(begin)

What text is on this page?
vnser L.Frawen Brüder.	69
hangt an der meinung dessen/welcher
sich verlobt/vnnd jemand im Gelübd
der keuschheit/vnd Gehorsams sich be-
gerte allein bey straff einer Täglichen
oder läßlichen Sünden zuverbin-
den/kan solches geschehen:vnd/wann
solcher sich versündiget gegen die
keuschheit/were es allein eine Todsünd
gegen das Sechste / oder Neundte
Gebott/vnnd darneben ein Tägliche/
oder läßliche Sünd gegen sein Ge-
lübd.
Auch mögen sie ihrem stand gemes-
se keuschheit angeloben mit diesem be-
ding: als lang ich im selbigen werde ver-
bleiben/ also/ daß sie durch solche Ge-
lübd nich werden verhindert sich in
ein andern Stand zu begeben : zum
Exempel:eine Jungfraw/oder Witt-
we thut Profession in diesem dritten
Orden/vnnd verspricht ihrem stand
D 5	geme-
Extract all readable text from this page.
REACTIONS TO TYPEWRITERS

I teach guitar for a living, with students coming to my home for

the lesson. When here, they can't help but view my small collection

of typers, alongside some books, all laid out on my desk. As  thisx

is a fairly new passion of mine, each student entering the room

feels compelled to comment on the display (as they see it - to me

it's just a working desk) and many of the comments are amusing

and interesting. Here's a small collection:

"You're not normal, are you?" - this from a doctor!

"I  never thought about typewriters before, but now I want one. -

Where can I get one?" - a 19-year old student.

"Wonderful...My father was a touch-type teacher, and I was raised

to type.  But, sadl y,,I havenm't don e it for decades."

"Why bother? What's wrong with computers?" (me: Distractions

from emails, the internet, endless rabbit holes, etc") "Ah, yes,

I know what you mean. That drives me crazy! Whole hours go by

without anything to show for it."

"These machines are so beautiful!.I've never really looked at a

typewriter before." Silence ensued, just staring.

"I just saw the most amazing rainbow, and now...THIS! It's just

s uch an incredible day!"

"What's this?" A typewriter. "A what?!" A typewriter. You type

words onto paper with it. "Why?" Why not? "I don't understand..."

(end)

**WHAT NEEDS TO BE DONE**
Copy out each line exactly.

**EXERCISE RESPONSE**
What text is on this page?
vnser L.Frawen Brüder.	69
hangt an der meinung dessen/welcher
sich verlobt/vnnd jemand im Gelübd
der keuschheit/vnd Gehorsams sich be-
gerte allein bey straff einer Täglichen
oder läßlichen Sünden zuverbin-
den/kan solches geschehen:vnd/wann
solcher sich versündiget gegen die
keuschheit/were es allein eine Todsünd
gegen das Sechste / oder Neundte
Gebott/vnnd darneben ein Tägliche/
oder läßliche Sünd gegen sein Ge-
lübd.
Auch mögen sie ihrem stand gemes-
se keuschheit angeloben mit diesem be-
ding: als lang ich im selbigen werde ver-
bleiben/ also/ daß sie durch solche Ge-
lübd nich werden verhindert sich in
ein andern Stand zu begeben : zum
Exempel:eine Jungfraw/oder Witt-
we thut Profession in diesem dritten
Orden/vnnd verspricht ihrem stand
D 5	geme-
Extract all readable text from this page.
REACTIONS TO TYPEWRITERS

I teach guitar for a living, with students coming to my home for

the lesson. When here, they can't help but view my small collection

of typers, alongside some books, all laid out on my desk. As  thisx

is a fairly new passion of mine, each student entering the room

feels compelled to comment on the display (as they see it - to me

it's just a working desk) and many of the comments are amusing

and interesting. Here's a small collection:

"You're not normal, are you?" - this from a doctor!

"I  never thought about typewriters before, but now I want one. -

Where can I get one?" - a 19-year old student.

"Wonderful...My father was a touch-type teacher, and I was raised

to type.  But, sadl y,,I havenm't don e it for decades."

"Why bother? What's wrong with computers?" (me: Distractions

from emails, the internet, endless rabbit holes, etc") "Ah, yes,

I know what you mean. That drives me crazy! Whole hours go by

without anything to show for it."

"These machines are so beautiful!.I've never really looked at a

typewriter before." Silence ensued, just staring.

"I just saw the most amazing rainbow, and now...THIS! It's just

s uch an incredible day!"

"What's this?" A typewriter. "A what?!" A typewriter. You type

words onto paper with it. "Why?" Why not? "I don't understand..."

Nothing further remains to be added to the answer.